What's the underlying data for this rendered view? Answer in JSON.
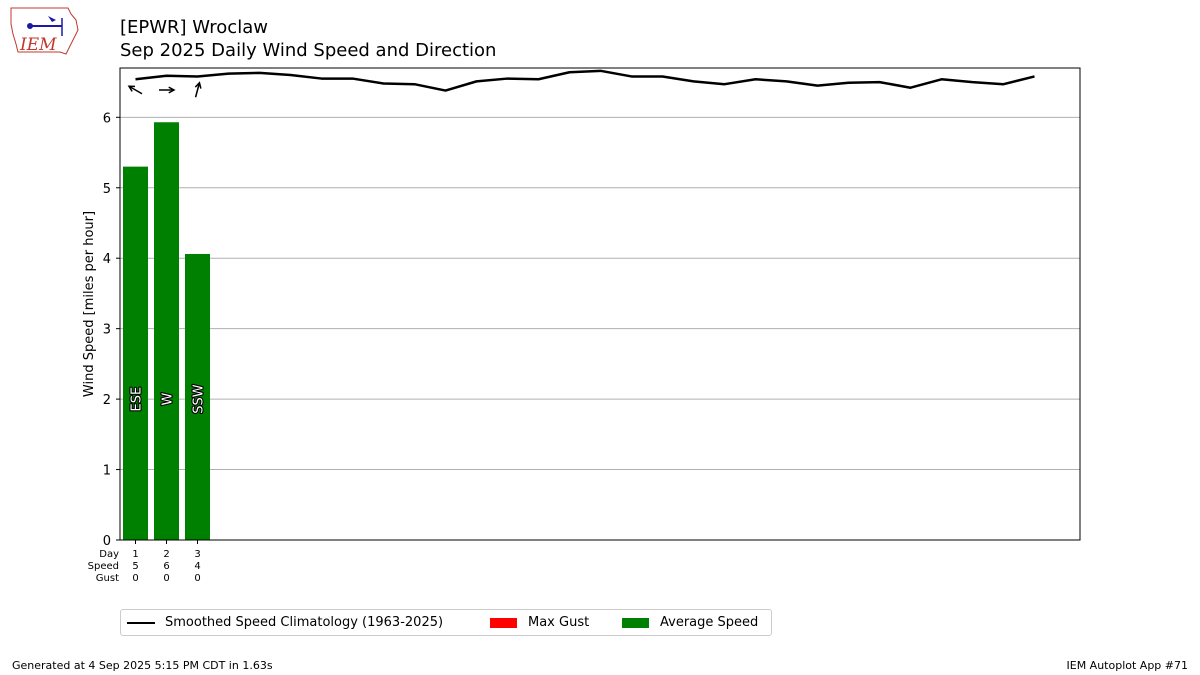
{
  "title_line1": "[EPWR] Wroclaw",
  "title_line2": "Sep 2025 Daily Wind Speed and Direction",
  "logo_text": "IEM",
  "footer_left": "Generated at 4 Sep 2025 5:15 PM CDT in 1.63s",
  "footer_right": "IEM Autoplot App #71",
  "legend": [
    {
      "label": "Smoothed Speed Climatology (1963-2025)",
      "kind": "line",
      "color": "#000000"
    },
    {
      "label": "Max Gust",
      "kind": "box",
      "color": "#ff0000"
    },
    {
      "label": "Average Speed",
      "kind": "box",
      "color": "#008000"
    }
  ],
  "colors": {
    "average_bar": "#008000",
    "gust": "#ff0000",
    "climatology": "#000000",
    "grid": "#b0b0b0"
  },
  "chart_data": {
    "type": "bar",
    "ylabel": "Wind Speed [miles per hour]",
    "ylim": [
      0,
      6.7
    ],
    "yticks": [
      0,
      1,
      2,
      3,
      4,
      5,
      6
    ],
    "grid": "horizontal",
    "legend_position": "below chart",
    "row_labels": [
      "Day",
      "Speed",
      "Gust"
    ],
    "days": [
      1,
      2,
      3
    ],
    "speed_labels": [
      "5",
      "6",
      "4"
    ],
    "gust_labels": [
      "0",
      "0",
      "0"
    ],
    "series": [
      {
        "name": "Average Speed",
        "values": [
          5.3,
          5.93,
          4.06
        ],
        "directions": [
          "ESE",
          "W",
          "SSW"
        ],
        "arrow_bearing_deg": [
          300,
          90,
          15
        ]
      },
      {
        "name": "Max Gust",
        "values": [
          0,
          0,
          0
        ]
      },
      {
        "name": "Smoothed Speed Climatology (1963-2025)",
        "x": [
          1,
          2,
          3,
          4,
          5,
          6,
          7,
          8,
          9,
          10,
          11,
          12,
          13,
          14,
          15,
          16,
          17,
          18,
          19,
          20,
          21,
          22,
          23,
          24,
          25,
          26,
          27,
          28,
          29,
          30
        ],
        "values": [
          6.54,
          6.59,
          6.58,
          6.62,
          6.63,
          6.6,
          6.55,
          6.55,
          6.48,
          6.47,
          6.38,
          6.51,
          6.55,
          6.54,
          6.64,
          6.66,
          6.58,
          6.58,
          6.51,
          6.47,
          6.54,
          6.51,
          6.45,
          6.49,
          6.5,
          6.42,
          6.54,
          6.5,
          6.47,
          6.58
        ]
      }
    ]
  }
}
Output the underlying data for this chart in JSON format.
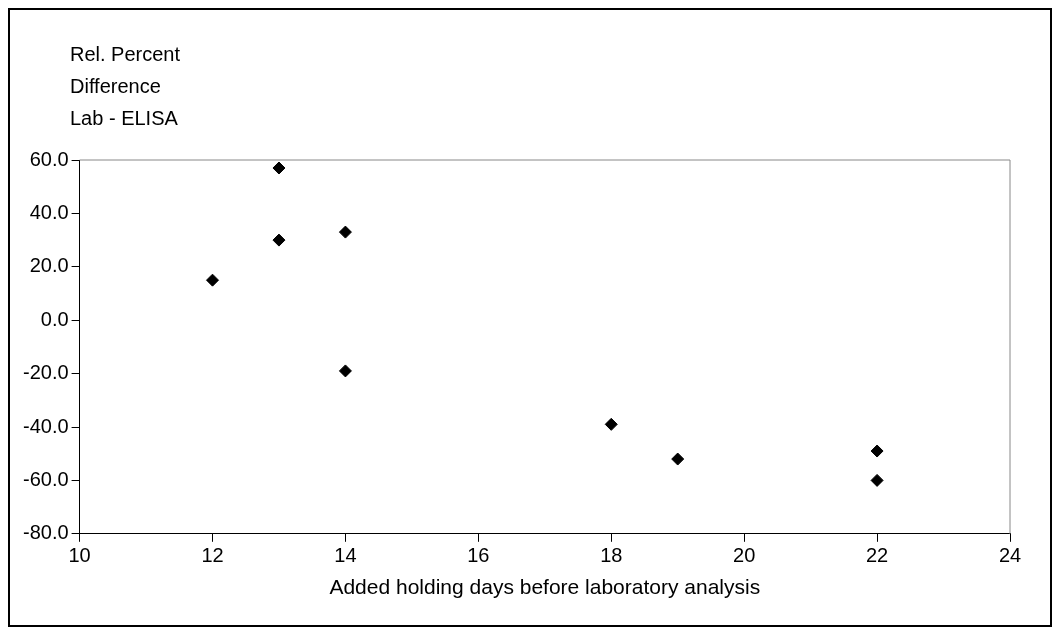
{
  "chart_data": {
    "type": "scatter",
    "ylabel": "Rel. Percent\nDifference\nLab - ELISA",
    "xlabel": "Added holding days before laboratory analysis",
    "x": [
      12,
      13,
      13,
      14,
      14,
      18,
      19,
      22,
      22
    ],
    "values": [
      15,
      57,
      30,
      33,
      -19,
      -39,
      -52,
      -49,
      -60
    ],
    "color": "#000000",
    "marker": "diamond",
    "grid": false,
    "legend": false,
    "xlim": [
      10,
      24
    ],
    "xticks": [
      10,
      12,
      14,
      16,
      18,
      20,
      22,
      24
    ],
    "ylim": [
      -80,
      60
    ],
    "yticks": [
      {
        "value": 60,
        "label": "60.0"
      },
      {
        "value": 40,
        "label": "40.0"
      },
      {
        "value": 20,
        "label": "20.0"
      },
      {
        "value": 0,
        "label": "0.0"
      },
      {
        "value": -20,
        "label": "-20.0"
      },
      {
        "value": -40,
        "label": "-40.0"
      },
      {
        "value": -60,
        "label": "-60.0"
      },
      {
        "value": -80,
        "label": "-80.0"
      }
    ]
  }
}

************

◆ What this task involves
Identify how many lines in the entries above contain the word "days" and provide only that figure.

◆ Expected answer
2